AVAILABLE RECORDS
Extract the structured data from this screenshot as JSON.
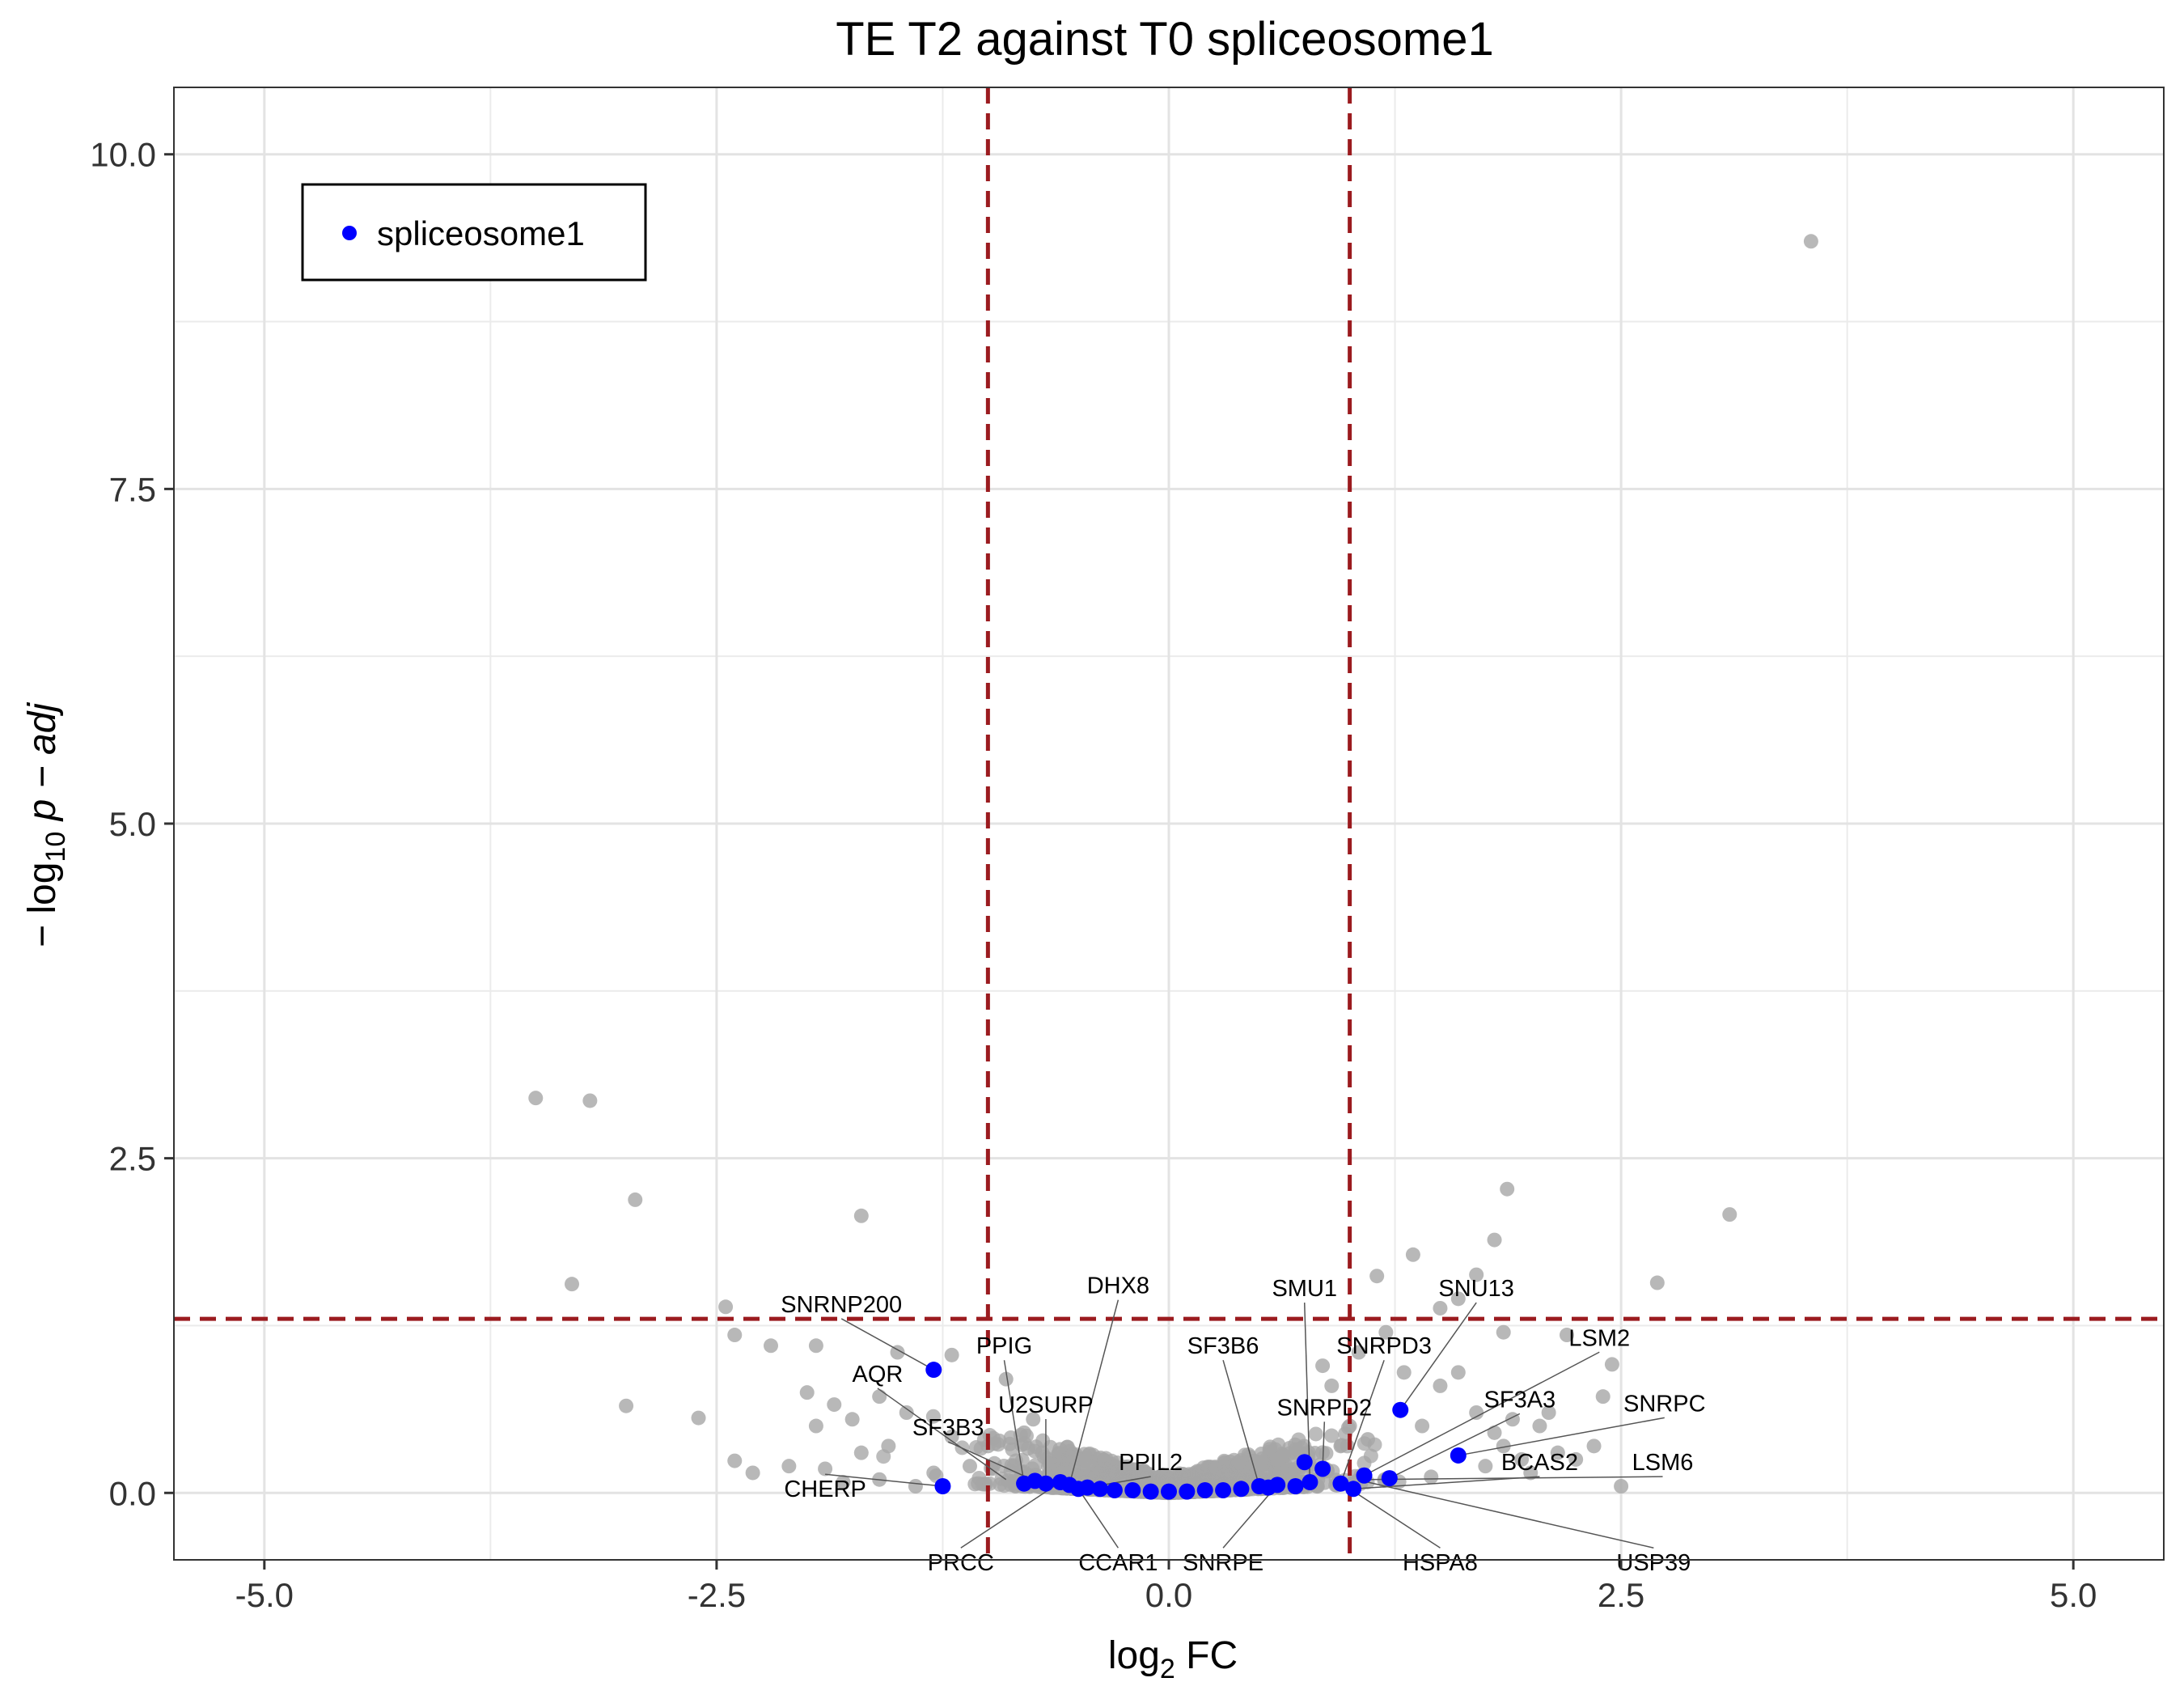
{
  "chart_data": {
    "type": "scatter",
    "title": "TE T2 against T0 spliceosome1",
    "xlabel_main": "log",
    "xlabel_sub": "2",
    "xlabel_rest": " FC",
    "ylabel_prefix": "− log",
    "ylabel_sub": "10",
    "ylabel_rest": " p − adj",
    "xlim": [
      -5.5,
      5.5
    ],
    "ylim": [
      -0.5,
      10.5
    ],
    "x_ticks": [
      {
        "value": -5.0,
        "label": "-5.0"
      },
      {
        "value": -2.5,
        "label": "-2.5"
      },
      {
        "value": 0.0,
        "label": "0.0"
      },
      {
        "value": 2.5,
        "label": "2.5"
      },
      {
        "value": 5.0,
        "label": "5.0"
      }
    ],
    "y_ticks": [
      {
        "value": 0.0,
        "label": "0.0"
      },
      {
        "value": 2.5,
        "label": "2.5"
      },
      {
        "value": 5.0,
        "label": "5.0"
      },
      {
        "value": 7.5,
        "label": "7.5"
      },
      {
        "value": 10.0,
        "label": "10.0"
      }
    ],
    "grid": true,
    "thresholds": {
      "x": [
        -1.0,
        1.0
      ],
      "y": 1.3
    },
    "legend": {
      "position": "top-left",
      "entries": [
        {
          "name": "spliceosome1",
          "color": "#0000ff"
        }
      ]
    },
    "colors": {
      "background_points": "#a6a6a6",
      "highlight_points": "#0000ff",
      "threshold_lines": "#9b1b1f"
    },
    "series": [
      {
        "name": "background",
        "points": [
          [
            3.55,
            9.35
          ],
          [
            -3.5,
            2.95
          ],
          [
            -3.2,
            2.93
          ],
          [
            -2.95,
            2.19
          ],
          [
            3.1,
            2.08
          ],
          [
            -1.7,
            2.07
          ],
          [
            1.87,
            2.27
          ],
          [
            1.8,
            1.89
          ],
          [
            1.35,
            1.78
          ],
          [
            1.15,
            1.62
          ],
          [
            1.7,
            1.63
          ],
          [
            2.7,
            1.57
          ],
          [
            -3.3,
            1.56
          ],
          [
            -2.45,
            1.39
          ],
          [
            -2.4,
            1.18
          ],
          [
            -2.2,
            1.1
          ],
          [
            -1.95,
            1.1
          ],
          [
            -1.5,
            1.05
          ],
          [
            -1.2,
            1.03
          ],
          [
            1.5,
            1.38
          ],
          [
            1.6,
            1.45
          ],
          [
            1.85,
            1.2
          ],
          [
            2.2,
            1.18
          ],
          [
            2.45,
            0.96
          ],
          [
            2.4,
            0.72
          ],
          [
            2.1,
            0.6
          ],
          [
            1.9,
            0.55
          ],
          [
            -3.0,
            0.65
          ],
          [
            -2.6,
            0.56
          ],
          [
            -2.0,
            0.75
          ],
          [
            -1.85,
            0.66
          ],
          [
            -1.6,
            0.72
          ],
          [
            -1.45,
            0.6
          ],
          [
            -1.75,
            0.55
          ],
          [
            -1.95,
            0.5
          ],
          [
            -2.4,
            0.24
          ],
          [
            -2.1,
            0.2
          ],
          [
            -1.7,
            0.3
          ],
          [
            -1.55,
            0.35
          ],
          [
            -0.9,
            0.85
          ],
          [
            -0.75,
            0.55
          ],
          [
            -0.7,
            0.3
          ],
          [
            -0.8,
            0.45
          ],
          [
            0.85,
            0.95
          ],
          [
            0.9,
            0.8
          ],
          [
            1.05,
            1.05
          ],
          [
            1.2,
            1.2
          ],
          [
            1.3,
            0.9
          ],
          [
            1.5,
            0.8
          ],
          [
            1.6,
            0.9
          ],
          [
            1.4,
            0.5
          ],
          [
            1.7,
            0.6
          ],
          [
            1.8,
            0.45
          ],
          [
            2.05,
            0.5
          ],
          [
            2.35,
            0.35
          ],
          [
            2.5,
            0.05
          ],
          [
            2.15,
            0.3
          ],
          [
            1.95,
            0.25
          ],
          [
            1.75,
            0.2
          ],
          [
            2.0,
            0.15
          ],
          [
            -2.3,
            0.15
          ],
          [
            -1.9,
            0.18
          ],
          [
            -1.3,
            0.15
          ],
          [
            -1.1,
            0.2
          ],
          [
            -1.0,
            0.35
          ],
          [
            -1.2,
            0.42
          ],
          [
            0.7,
            0.3
          ],
          [
            0.6,
            0.25
          ],
          [
            0.5,
            0.22
          ],
          [
            1.0,
            0.5
          ],
          [
            1.1,
            0.4
          ],
          [
            0.95,
            0.35
          ],
          [
            2.25,
            0.25
          ],
          [
            1.85,
            0.35
          ],
          [
            -1.6,
            0.1
          ],
          [
            -1.8,
            0.08
          ],
          [
            -1.4,
            0.05
          ],
          [
            1.45,
            0.12
          ]
        ]
      },
      {
        "name": "spliceosome1",
        "points": [
          [
            -1.3,
            0.92
          ],
          [
            1.28,
            0.62
          ],
          [
            1.6,
            0.28
          ],
          [
            0.75,
            0.23
          ],
          [
            0.85,
            0.18
          ],
          [
            1.08,
            0.13
          ],
          [
            1.22,
            0.11
          ],
          [
            0.95,
            0.07
          ],
          [
            1.02,
            0.03
          ],
          [
            -1.25,
            0.05
          ],
          [
            -0.8,
            0.07
          ],
          [
            -0.74,
            0.09
          ],
          [
            -0.68,
            0.07
          ],
          [
            -0.6,
            0.08
          ],
          [
            -0.55,
            0.06
          ],
          [
            -0.5,
            0.03
          ],
          [
            -0.45,
            0.04
          ],
          [
            -0.38,
            0.03
          ],
          [
            -0.3,
            0.02
          ],
          [
            -0.2,
            0.02
          ],
          [
            -0.1,
            0.01
          ],
          [
            0.0,
            0.01
          ],
          [
            0.1,
            0.01
          ],
          [
            0.2,
            0.02
          ],
          [
            0.3,
            0.02
          ],
          [
            0.4,
            0.03
          ],
          [
            0.5,
            0.05
          ],
          [
            0.55,
            0.04
          ],
          [
            0.6,
            0.06
          ],
          [
            0.7,
            0.05
          ],
          [
            0.78,
            0.08
          ]
        ]
      }
    ],
    "labels": [
      {
        "text": "SNRNP200",
        "x": -1.3,
        "y": 0.92,
        "lx": -1.81,
        "ly": 1.35
      },
      {
        "text": "PPIG",
        "x": -0.8,
        "y": 0.07,
        "lx": -0.91,
        "ly": 1.04
      },
      {
        "text": "DHX8",
        "x": -0.55,
        "y": 0.06,
        "lx": -0.28,
        "ly": 1.49
      },
      {
        "text": "SMU1",
        "x": 0.78,
        "y": 0.08,
        "lx": 0.75,
        "ly": 1.47
      },
      {
        "text": "SNU13",
        "x": 1.28,
        "y": 0.62,
        "lx": 1.7,
        "ly": 1.47
      },
      {
        "text": "AQR",
        "x": -0.9,
        "y": 0.1,
        "lx": -1.61,
        "ly": 0.83
      },
      {
        "text": "SF3B6",
        "x": 0.5,
        "y": 0.05,
        "lx": 0.3,
        "ly": 1.04
      },
      {
        "text": "SNRPD3",
        "x": 0.95,
        "y": 0.07,
        "lx": 1.19,
        "ly": 1.04
      },
      {
        "text": "LSM2",
        "x": 1.08,
        "y": 0.13,
        "lx": 2.38,
        "ly": 1.1
      },
      {
        "text": "U2SURP",
        "x": -0.68,
        "y": 0.07,
        "lx": -0.68,
        "ly": 0.6
      },
      {
        "text": "SF3A3",
        "x": 1.22,
        "y": 0.11,
        "lx": 1.94,
        "ly": 0.64
      },
      {
        "text": "SNRPC",
        "x": 1.6,
        "y": 0.28,
        "lx": 2.74,
        "ly": 0.61
      },
      {
        "text": "SNRPD2",
        "x": 0.85,
        "y": 0.18,
        "lx": 0.86,
        "ly": 0.58
      },
      {
        "text": "SF3B3",
        "x": -0.74,
        "y": 0.09,
        "lx": -1.22,
        "ly": 0.43
      },
      {
        "text": "PPIL2",
        "x": -0.45,
        "y": 0.04,
        "lx": -0.1,
        "ly": 0.17
      },
      {
        "text": "BCAS2",
        "x": 1.02,
        "y": 0.03,
        "lx": 2.05,
        "ly": 0.17
      },
      {
        "text": "LSM6",
        "x": 1.1,
        "y": 0.1,
        "lx": 2.73,
        "ly": 0.17
      },
      {
        "text": "CHERP",
        "x": -1.25,
        "y": 0.05,
        "lx": -1.9,
        "ly": -0.03
      },
      {
        "text": "PRCC",
        "x": -0.6,
        "y": 0.08,
        "lx": -1.15,
        "ly": -0.58
      },
      {
        "text": "CCAR1",
        "x": -0.5,
        "y": 0.03,
        "lx": -0.28,
        "ly": -0.58
      },
      {
        "text": "SNRPE",
        "x": 0.6,
        "y": 0.06,
        "lx": 0.3,
        "ly": -0.58
      },
      {
        "text": "HSPA8",
        "x": 1.0,
        "y": 0.03,
        "lx": 1.5,
        "ly": -0.58
      },
      {
        "text": "USP39",
        "x": 1.1,
        "y": 0.08,
        "lx": 2.68,
        "ly": -0.58
      }
    ]
  }
}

WORK TO BE COMPLETED
For the listing above, identify each line bearing "value".

FULL OUTPUT
        "value": -5.0,
        "value": -2.5,
        "value": 0.0,
        "value": 2.5,
        "value": 5.0,
        "value": 0.0,
        "value": 2.5,
        "value": 5.0,
        "value": 7.5,
        "value": 10.0,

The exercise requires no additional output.